START Data supplied

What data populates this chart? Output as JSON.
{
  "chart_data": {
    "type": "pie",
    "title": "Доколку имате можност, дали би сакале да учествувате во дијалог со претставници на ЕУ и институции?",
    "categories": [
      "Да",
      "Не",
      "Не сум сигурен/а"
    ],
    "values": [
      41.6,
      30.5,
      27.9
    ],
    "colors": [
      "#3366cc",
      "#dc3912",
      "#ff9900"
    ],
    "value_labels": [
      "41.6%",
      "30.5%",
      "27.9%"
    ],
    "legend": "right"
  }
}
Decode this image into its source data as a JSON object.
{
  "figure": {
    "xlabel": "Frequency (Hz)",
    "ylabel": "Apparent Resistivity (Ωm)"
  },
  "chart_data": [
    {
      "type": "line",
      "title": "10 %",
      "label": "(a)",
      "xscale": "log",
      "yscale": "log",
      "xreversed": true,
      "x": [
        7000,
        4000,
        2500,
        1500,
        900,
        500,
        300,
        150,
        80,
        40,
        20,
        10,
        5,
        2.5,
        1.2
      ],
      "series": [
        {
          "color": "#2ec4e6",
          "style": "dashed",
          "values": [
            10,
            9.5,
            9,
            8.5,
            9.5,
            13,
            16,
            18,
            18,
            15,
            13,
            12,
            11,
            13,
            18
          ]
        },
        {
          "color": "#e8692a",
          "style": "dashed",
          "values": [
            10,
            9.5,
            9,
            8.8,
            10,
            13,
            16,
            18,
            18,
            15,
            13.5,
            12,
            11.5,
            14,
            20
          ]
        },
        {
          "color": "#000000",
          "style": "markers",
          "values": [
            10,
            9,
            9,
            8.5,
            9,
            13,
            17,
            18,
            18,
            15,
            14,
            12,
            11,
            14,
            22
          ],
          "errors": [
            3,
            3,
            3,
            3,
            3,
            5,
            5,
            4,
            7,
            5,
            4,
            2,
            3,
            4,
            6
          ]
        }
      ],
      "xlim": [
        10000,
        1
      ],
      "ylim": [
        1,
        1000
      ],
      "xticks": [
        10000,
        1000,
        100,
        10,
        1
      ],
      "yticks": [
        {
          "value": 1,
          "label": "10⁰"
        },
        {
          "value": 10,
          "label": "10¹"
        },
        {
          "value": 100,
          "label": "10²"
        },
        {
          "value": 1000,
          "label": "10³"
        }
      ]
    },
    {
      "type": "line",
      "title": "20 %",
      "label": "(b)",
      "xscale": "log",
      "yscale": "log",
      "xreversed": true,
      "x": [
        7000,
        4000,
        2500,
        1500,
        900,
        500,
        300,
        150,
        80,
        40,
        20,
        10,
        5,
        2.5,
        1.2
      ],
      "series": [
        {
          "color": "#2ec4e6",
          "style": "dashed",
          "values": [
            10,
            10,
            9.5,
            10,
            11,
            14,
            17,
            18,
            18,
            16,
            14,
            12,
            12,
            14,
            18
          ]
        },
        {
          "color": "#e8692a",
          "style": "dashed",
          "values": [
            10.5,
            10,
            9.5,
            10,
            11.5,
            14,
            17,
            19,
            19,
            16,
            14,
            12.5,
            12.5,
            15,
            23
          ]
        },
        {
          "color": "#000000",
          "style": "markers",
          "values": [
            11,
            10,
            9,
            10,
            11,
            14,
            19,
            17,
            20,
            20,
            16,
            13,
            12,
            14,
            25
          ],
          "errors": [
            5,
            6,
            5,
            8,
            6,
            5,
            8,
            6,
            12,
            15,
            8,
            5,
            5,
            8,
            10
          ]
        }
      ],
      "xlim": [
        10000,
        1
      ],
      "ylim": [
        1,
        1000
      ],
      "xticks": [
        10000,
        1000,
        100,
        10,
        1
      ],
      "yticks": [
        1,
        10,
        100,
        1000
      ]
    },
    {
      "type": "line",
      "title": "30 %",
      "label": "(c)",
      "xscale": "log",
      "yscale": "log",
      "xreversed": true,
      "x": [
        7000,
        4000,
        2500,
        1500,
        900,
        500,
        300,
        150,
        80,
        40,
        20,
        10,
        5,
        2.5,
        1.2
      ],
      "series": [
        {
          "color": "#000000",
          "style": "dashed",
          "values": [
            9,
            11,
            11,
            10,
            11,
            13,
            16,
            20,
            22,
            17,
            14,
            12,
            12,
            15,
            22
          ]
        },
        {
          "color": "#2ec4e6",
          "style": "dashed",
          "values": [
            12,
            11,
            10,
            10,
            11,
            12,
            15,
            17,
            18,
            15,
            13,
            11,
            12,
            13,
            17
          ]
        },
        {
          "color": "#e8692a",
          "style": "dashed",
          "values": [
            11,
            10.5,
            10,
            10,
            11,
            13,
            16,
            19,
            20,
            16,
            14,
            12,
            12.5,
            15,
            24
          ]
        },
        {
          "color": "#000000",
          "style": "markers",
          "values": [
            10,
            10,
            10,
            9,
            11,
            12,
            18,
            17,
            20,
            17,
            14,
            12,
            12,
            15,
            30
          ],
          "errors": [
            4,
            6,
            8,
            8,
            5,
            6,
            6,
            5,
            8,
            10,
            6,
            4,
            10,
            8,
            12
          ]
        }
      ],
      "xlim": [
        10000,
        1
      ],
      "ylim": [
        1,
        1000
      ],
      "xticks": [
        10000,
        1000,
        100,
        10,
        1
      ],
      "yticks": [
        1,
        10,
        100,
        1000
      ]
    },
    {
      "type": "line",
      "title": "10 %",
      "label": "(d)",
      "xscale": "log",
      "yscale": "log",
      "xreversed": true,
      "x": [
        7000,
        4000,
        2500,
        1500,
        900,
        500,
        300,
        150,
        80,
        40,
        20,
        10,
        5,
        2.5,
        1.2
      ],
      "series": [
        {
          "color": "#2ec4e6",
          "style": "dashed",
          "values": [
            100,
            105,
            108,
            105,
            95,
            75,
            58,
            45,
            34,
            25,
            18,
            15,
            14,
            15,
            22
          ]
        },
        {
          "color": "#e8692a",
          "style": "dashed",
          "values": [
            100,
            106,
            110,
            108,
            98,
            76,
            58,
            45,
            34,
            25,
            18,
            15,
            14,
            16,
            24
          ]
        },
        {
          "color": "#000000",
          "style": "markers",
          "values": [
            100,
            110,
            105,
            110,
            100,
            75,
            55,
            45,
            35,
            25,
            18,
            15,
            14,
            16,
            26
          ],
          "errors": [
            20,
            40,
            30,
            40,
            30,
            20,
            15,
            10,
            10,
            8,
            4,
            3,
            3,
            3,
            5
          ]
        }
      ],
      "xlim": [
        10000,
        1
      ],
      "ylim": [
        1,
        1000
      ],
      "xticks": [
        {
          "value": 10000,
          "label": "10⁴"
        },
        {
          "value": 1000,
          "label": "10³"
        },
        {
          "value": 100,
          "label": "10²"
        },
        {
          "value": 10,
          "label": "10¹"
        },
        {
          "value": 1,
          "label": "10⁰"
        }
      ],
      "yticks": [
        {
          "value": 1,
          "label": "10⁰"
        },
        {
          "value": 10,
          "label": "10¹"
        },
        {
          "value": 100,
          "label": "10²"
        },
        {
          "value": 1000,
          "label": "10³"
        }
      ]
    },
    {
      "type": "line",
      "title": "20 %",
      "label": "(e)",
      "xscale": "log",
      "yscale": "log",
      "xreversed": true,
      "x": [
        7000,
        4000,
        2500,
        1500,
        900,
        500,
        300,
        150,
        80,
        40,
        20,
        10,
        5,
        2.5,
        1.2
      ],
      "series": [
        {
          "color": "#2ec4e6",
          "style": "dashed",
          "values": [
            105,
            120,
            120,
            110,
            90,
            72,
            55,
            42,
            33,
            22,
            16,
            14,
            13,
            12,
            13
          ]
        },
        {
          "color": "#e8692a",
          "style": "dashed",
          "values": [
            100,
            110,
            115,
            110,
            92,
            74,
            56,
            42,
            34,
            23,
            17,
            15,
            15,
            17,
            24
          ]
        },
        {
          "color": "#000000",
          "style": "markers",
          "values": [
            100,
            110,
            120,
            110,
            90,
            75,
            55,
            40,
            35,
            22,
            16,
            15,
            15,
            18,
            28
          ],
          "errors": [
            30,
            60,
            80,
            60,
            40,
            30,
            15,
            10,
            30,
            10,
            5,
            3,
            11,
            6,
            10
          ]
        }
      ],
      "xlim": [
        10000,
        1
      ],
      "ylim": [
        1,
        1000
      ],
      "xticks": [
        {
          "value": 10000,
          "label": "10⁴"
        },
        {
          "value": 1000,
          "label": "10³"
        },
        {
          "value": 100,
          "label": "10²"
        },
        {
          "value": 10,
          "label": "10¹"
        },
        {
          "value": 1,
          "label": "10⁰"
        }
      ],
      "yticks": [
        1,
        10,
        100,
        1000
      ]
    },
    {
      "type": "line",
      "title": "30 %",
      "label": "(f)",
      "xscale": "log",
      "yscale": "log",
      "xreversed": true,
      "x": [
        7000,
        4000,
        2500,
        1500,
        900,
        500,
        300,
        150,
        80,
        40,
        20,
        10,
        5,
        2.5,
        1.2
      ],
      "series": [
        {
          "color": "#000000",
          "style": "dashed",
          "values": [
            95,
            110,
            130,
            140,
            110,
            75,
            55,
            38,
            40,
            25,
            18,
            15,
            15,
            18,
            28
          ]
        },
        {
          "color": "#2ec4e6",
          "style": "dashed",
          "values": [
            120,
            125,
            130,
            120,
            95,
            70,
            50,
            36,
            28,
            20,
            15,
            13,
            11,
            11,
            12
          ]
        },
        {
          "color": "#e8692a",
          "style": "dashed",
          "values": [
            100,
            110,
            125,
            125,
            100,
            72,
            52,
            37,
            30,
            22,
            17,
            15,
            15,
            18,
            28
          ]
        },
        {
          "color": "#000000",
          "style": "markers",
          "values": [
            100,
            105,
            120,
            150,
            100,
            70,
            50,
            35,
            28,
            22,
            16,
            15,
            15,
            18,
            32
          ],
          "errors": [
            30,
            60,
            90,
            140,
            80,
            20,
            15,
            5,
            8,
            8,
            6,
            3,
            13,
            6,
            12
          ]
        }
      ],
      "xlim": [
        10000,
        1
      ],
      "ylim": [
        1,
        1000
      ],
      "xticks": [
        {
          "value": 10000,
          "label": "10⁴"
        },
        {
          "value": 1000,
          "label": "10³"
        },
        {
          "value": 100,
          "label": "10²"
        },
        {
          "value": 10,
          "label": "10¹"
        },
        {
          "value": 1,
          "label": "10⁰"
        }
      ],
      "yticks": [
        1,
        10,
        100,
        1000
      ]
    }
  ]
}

END Data supplied

Gather every line containing the word "this" and copy it.

• **Full response**:
What data populates this chart? Output as JSON.
Decode this image into its source data as a JSON object.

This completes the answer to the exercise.